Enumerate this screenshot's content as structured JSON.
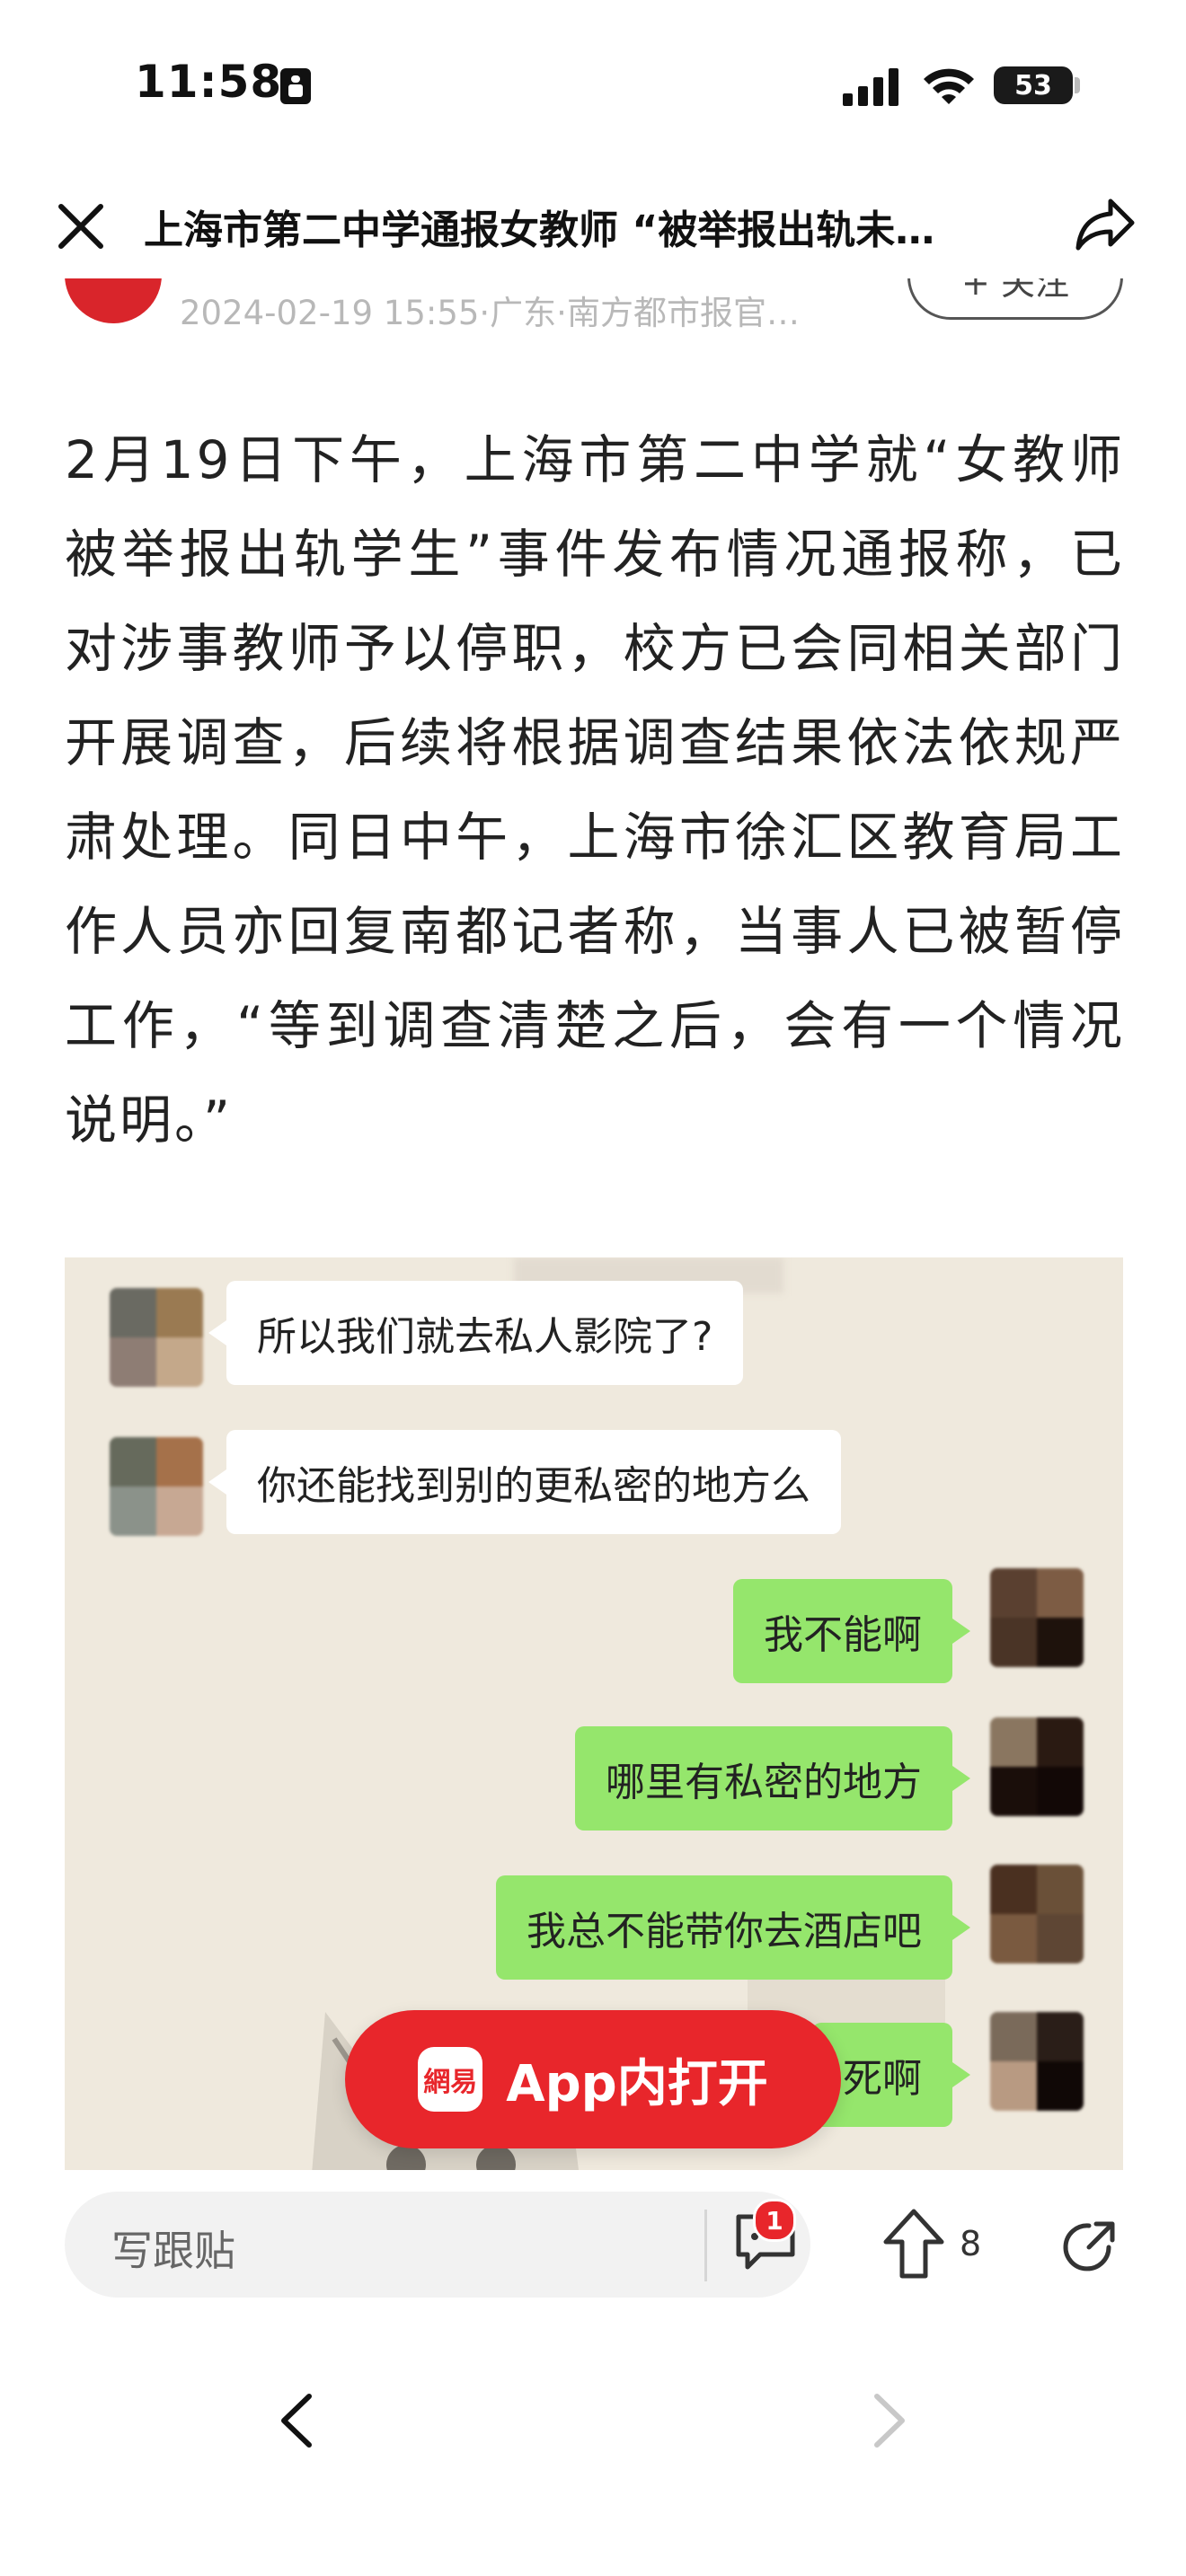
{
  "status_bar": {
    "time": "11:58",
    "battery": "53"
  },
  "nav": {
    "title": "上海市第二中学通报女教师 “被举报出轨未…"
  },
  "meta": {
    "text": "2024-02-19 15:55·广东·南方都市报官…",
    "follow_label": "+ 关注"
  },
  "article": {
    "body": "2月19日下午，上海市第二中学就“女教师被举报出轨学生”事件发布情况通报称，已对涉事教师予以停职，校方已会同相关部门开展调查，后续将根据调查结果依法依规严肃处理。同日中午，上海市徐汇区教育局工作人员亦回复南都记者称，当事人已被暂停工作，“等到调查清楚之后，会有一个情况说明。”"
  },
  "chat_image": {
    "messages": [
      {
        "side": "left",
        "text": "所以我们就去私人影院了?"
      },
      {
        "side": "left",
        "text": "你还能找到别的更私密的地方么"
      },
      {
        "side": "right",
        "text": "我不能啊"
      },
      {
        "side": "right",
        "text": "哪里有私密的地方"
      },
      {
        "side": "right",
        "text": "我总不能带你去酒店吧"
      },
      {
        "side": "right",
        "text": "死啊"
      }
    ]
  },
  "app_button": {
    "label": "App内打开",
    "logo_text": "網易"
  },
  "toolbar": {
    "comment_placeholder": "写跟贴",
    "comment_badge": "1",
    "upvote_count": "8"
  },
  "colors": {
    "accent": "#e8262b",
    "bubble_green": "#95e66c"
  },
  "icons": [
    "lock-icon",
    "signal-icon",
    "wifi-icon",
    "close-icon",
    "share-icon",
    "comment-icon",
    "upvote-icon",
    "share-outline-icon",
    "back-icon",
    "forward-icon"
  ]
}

* * *

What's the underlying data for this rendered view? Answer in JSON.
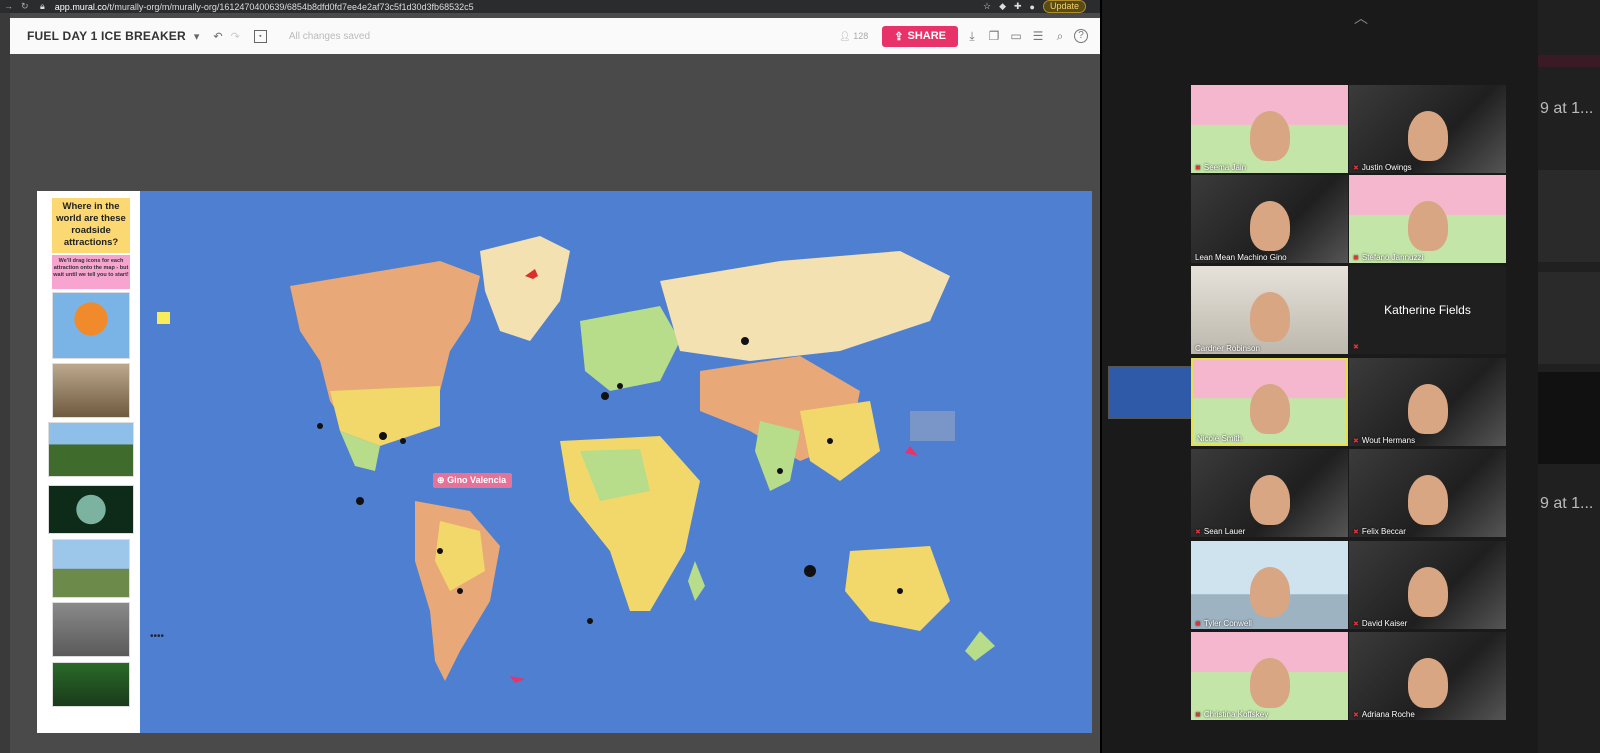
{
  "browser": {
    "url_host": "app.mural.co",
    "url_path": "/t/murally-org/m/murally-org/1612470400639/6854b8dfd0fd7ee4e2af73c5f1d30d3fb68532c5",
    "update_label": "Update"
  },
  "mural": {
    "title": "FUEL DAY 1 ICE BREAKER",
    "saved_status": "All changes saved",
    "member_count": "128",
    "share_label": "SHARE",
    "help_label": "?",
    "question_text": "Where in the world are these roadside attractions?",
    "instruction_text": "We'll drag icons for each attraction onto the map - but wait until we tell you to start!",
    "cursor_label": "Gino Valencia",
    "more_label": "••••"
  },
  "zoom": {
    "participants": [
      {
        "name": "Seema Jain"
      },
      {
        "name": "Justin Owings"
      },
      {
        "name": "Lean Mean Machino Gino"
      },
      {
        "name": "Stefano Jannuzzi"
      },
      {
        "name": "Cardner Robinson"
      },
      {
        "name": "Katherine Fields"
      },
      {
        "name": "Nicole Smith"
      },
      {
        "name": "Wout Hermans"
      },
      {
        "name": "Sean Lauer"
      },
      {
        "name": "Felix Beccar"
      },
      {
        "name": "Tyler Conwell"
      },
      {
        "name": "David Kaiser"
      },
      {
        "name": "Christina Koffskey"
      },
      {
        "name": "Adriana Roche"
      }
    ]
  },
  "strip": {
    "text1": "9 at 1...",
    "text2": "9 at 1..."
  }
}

▶ **Given request**:
Each line above that holds the string "this" should be copied and shown.

▶ **Exercise solution**:
Enumerate this screenshot's content as structured JSON.
What's the underlying data for this rendered view? Answer in JSON.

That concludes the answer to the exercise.